** GOAL **
Copy the records below, from the line containing "Output the text content of this document." through the last line; leave out pictures.

** RECORD EXTRACTS **
# # # # # # #
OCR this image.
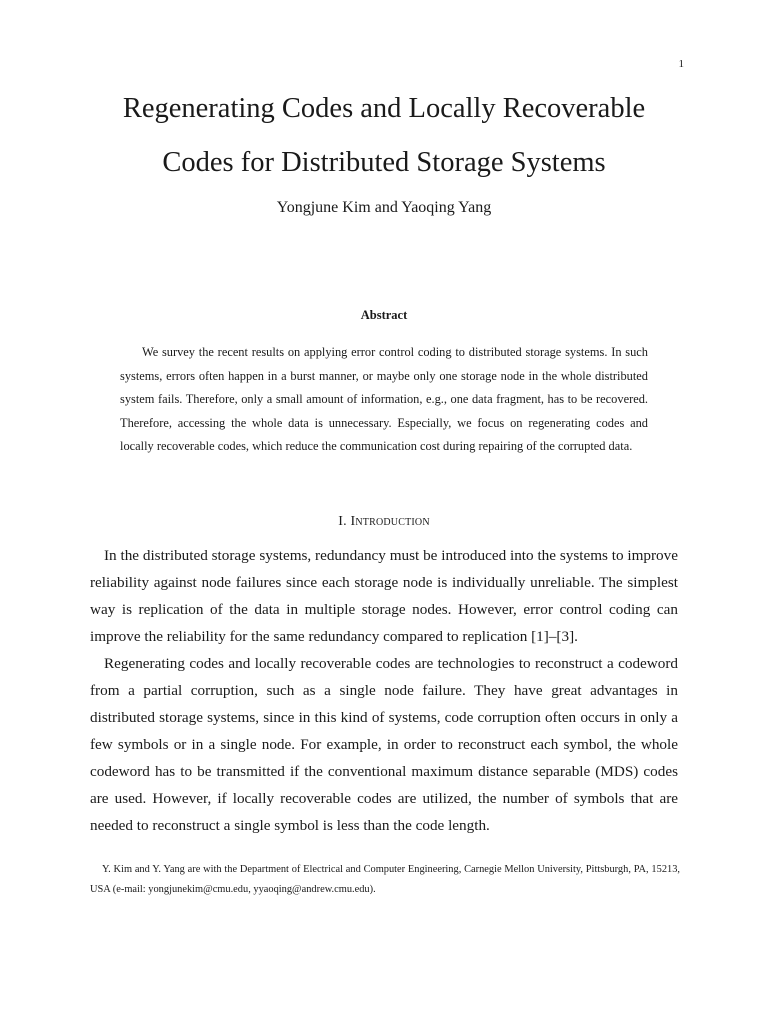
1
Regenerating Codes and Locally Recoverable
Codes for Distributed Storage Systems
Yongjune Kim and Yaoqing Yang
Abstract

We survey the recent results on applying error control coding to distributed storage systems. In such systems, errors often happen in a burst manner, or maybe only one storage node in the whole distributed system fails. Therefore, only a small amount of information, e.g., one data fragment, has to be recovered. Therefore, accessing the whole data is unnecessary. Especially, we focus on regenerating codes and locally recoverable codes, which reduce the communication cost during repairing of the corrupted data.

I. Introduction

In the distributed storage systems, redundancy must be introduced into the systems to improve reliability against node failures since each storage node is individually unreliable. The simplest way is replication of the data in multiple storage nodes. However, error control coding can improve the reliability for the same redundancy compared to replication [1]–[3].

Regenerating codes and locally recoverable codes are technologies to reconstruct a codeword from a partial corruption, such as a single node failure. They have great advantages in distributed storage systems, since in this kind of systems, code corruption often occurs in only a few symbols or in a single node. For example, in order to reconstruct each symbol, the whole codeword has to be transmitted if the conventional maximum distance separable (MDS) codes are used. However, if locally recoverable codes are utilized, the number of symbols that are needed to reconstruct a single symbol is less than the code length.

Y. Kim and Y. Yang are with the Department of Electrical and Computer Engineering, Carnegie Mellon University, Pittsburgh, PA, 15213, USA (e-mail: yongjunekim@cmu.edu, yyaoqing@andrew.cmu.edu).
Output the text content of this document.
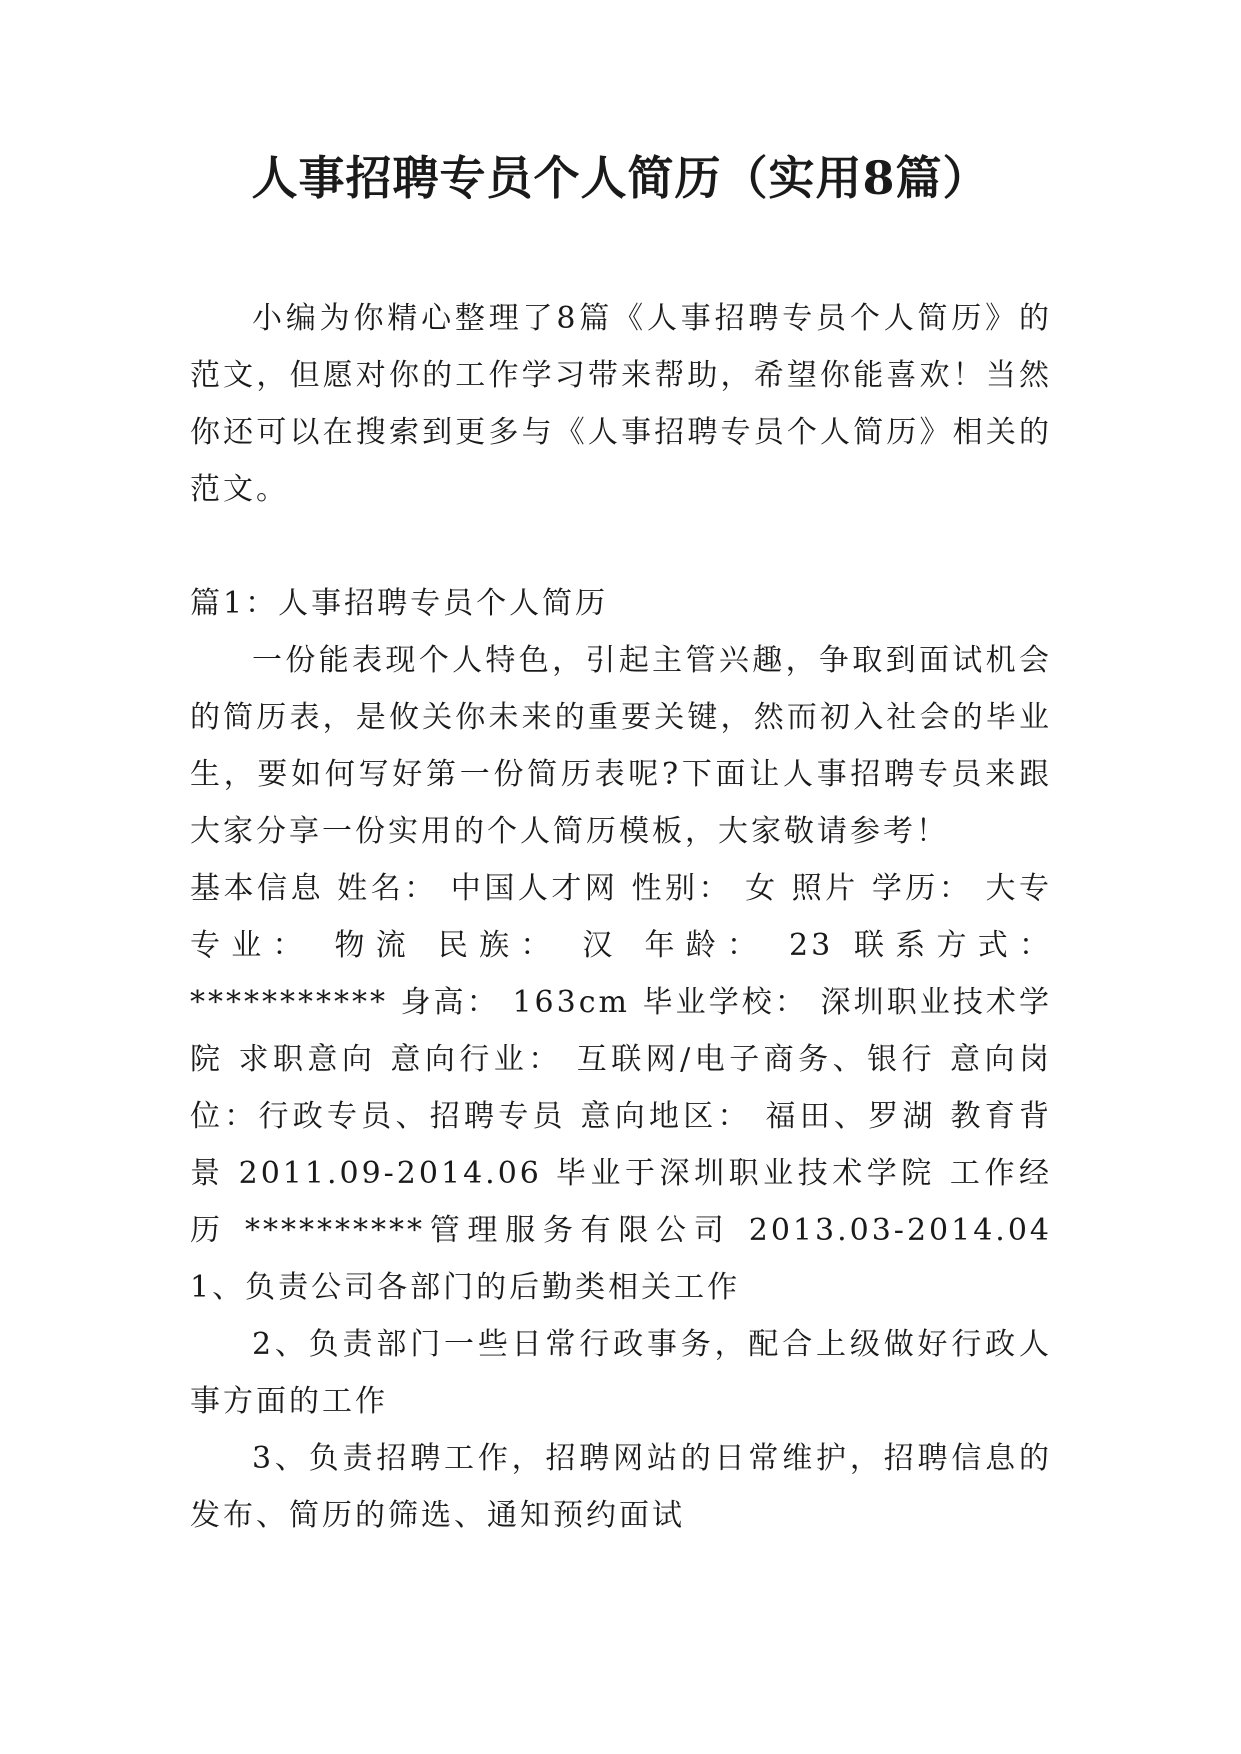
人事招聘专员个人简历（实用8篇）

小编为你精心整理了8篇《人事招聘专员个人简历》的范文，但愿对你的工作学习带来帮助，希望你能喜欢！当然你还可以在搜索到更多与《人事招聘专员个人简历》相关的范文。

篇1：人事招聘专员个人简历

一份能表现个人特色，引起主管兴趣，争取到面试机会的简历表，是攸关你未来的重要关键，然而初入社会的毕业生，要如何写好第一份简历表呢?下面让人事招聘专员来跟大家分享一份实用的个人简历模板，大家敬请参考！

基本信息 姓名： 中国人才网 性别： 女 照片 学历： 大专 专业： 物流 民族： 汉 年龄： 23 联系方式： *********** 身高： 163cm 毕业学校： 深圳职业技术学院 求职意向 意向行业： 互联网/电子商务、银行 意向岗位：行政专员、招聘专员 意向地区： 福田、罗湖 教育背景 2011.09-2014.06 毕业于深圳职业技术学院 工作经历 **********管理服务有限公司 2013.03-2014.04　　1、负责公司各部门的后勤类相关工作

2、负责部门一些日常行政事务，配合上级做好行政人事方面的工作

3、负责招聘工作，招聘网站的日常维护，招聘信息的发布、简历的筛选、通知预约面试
# # # # # # #
** RESPONSE FOR THIS EXERCISE **
Output the text content of this document.
人事招聘专员个人简历（实用8篇）

小编为你精心整理了8篇《人事招聘专员个人简历》的范文，但愿对你的工作学习带来帮助，希望你能喜欢！当然你还可以在搜索到更多与《人事招聘专员个人简历》相关的范文。

篇1：人事招聘专员个人简历

一份能表现个人特色，引起主管兴趣，争取到面试机会的简历表，是攸关你未来的重要关键，然而初入社会的毕业生，要如何写好第一份简历表呢?下面让人事招聘专员来跟大家分享一份实用的个人简历模板，大家敬请参考！

基本信息 姓名： 中国人才网 性别： 女 照片 学历： 大专 专业： 物流 民族： 汉 年龄： 23 联系方式： *********** 身高： 163cm 毕业学校： 深圳职业技术学院 求职意向 意向行业： 互联网/电子商务、银行 意向岗位：行政专员、招聘专员 意向地区： 福田、罗湖 教育背景 2011.09-2014.06 毕业于深圳职业技术学院 工作经历 **********管理服务有限公司 2013.03-2014.04　　1、负责公司各部门的后勤类相关工作

2、负责部门一些日常行政事务，配合上级做好行政人事方面的工作

3、负责招聘工作，招聘网站的日常维护，招聘信息的发布、简历的筛选、通知预约面试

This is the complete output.